→ **Written exercise**
Each entry must be reproduced precisely as it stands.

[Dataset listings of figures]
(begin)

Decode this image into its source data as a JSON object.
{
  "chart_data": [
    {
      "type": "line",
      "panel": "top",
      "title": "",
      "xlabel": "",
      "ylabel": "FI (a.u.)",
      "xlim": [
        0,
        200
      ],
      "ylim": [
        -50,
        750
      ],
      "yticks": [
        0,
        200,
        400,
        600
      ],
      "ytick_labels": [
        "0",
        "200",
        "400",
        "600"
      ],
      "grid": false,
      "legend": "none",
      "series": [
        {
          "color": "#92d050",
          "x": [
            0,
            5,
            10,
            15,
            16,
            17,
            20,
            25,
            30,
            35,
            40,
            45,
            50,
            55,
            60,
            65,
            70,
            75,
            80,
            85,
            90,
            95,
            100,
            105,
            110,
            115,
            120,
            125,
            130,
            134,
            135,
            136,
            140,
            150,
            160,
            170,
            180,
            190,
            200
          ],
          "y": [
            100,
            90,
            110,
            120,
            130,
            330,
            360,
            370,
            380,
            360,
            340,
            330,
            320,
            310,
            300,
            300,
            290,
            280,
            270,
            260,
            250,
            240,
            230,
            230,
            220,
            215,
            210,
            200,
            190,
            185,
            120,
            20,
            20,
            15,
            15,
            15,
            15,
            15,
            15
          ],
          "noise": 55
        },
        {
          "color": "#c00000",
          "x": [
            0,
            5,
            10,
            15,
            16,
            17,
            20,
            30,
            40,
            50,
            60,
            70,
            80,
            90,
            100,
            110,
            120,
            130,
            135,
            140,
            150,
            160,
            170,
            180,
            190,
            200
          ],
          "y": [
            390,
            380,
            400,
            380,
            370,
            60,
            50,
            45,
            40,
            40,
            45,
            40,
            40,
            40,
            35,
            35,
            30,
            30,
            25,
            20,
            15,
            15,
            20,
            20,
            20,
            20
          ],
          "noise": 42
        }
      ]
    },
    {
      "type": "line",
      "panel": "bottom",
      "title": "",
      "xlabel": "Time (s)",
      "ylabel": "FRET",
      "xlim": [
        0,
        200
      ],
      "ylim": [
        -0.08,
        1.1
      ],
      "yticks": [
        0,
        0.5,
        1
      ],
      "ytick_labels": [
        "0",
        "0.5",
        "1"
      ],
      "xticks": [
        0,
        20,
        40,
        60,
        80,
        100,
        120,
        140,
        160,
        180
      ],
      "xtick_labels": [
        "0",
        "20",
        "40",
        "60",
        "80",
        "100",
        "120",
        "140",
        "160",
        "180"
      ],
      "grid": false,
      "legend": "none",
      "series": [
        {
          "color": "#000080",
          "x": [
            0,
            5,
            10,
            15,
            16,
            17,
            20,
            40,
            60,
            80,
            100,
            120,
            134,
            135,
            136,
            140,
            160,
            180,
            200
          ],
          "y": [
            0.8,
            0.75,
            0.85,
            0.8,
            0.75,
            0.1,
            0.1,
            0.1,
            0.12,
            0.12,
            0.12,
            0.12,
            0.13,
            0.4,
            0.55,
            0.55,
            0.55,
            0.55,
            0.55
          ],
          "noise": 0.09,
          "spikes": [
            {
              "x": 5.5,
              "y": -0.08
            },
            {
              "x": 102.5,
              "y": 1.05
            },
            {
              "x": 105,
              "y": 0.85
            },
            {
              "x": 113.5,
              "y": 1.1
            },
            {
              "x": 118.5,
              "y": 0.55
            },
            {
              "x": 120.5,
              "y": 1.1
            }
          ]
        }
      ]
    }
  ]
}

(end)

→ **Written reply**
Decode this image into its source data as a JSON object.
{
  "chart_data": [
    {
      "type": "line",
      "panel": "top",
      "title": "",
      "xlabel": "",
      "ylabel": "FI (a.u.)",
      "xlim": [
        0,
        200
      ],
      "ylim": [
        -50,
        750
      ],
      "yticks": [
        0,
        200,
        400,
        600
      ],
      "ytick_labels": [
        "0",
        "200",
        "400",
        "600"
      ],
      "grid": false,
      "legend": "none",
      "series": [
        {
          "color": "#92d050",
          "x": [
            0,
            5,
            10,
            15,
            16,
            17,
            20,
            25,
            30,
            35,
            40,
            45,
            50,
            55,
            60,
            65,
            70,
            75,
            80,
            85,
            90,
            95,
            100,
            105,
            110,
            115,
            120,
            125,
            130,
            134,
            135,
            136,
            140,
            150,
            160,
            170,
            180,
            190,
            200
          ],
          "y": [
            100,
            90,
            110,
            120,
            130,
            330,
            360,
            370,
            380,
            360,
            340,
            330,
            320,
            310,
            300,
            300,
            290,
            280,
            270,
            260,
            250,
            240,
            230,
            230,
            220,
            215,
            210,
            200,
            190,
            185,
            120,
            20,
            20,
            15,
            15,
            15,
            15,
            15,
            15
          ],
          "noise": 55
        },
        {
          "color": "#c00000",
          "x": [
            0,
            5,
            10,
            15,
            16,
            17,
            20,
            30,
            40,
            50,
            60,
            70,
            80,
            90,
            100,
            110,
            120,
            130,
            135,
            140,
            150,
            160,
            170,
            180,
            190,
            200
          ],
          "y": [
            390,
            380,
            400,
            380,
            370,
            60,
            50,
            45,
            40,
            40,
            45,
            40,
            40,
            40,
            35,
            35,
            30,
            30,
            25,
            20,
            15,
            15,
            20,
            20,
            20,
            20
          ],
          "noise": 42
        }
      ]
    },
    {
      "type": "line",
      "panel": "bottom",
      "title": "",
      "xlabel": "Time (s)",
      "ylabel": "FRET",
      "xlim": [
        0,
        200
      ],
      "ylim": [
        -0.08,
        1.1
      ],
      "yticks": [
        0,
        0.5,
        1
      ],
      "ytick_labels": [
        "0",
        "0.5",
        "1"
      ],
      "xticks": [
        0,
        20,
        40,
        60,
        80,
        100,
        120,
        140,
        160,
        180
      ],
      "xtick_labels": [
        "0",
        "20",
        "40",
        "60",
        "80",
        "100",
        "120",
        "140",
        "160",
        "180"
      ],
      "grid": false,
      "legend": "none",
      "series": [
        {
          "color": "#000080",
          "x": [
            0,
            5,
            10,
            15,
            16,
            17,
            20,
            40,
            60,
            80,
            100,
            120,
            134,
            135,
            136,
            140,
            160,
            180,
            200
          ],
          "y": [
            0.8,
            0.75,
            0.85,
            0.8,
            0.75,
            0.1,
            0.1,
            0.1,
            0.12,
            0.12,
            0.12,
            0.12,
            0.13,
            0.4,
            0.55,
            0.55,
            0.55,
            0.55,
            0.55
          ],
          "noise": 0.09,
          "spikes": [
            {
              "x": 5.5,
              "y": -0.08
            },
            {
              "x": 102.5,
              "y": 1.05
            },
            {
              "x": 105,
              "y": 0.85
            },
            {
              "x": 113.5,
              "y": 1.1
            },
            {
              "x": 118.5,
              "y": 0.55
            },
            {
              "x": 120.5,
              "y": 1.1
            }
          ]
        }
      ]
    }
  ]
}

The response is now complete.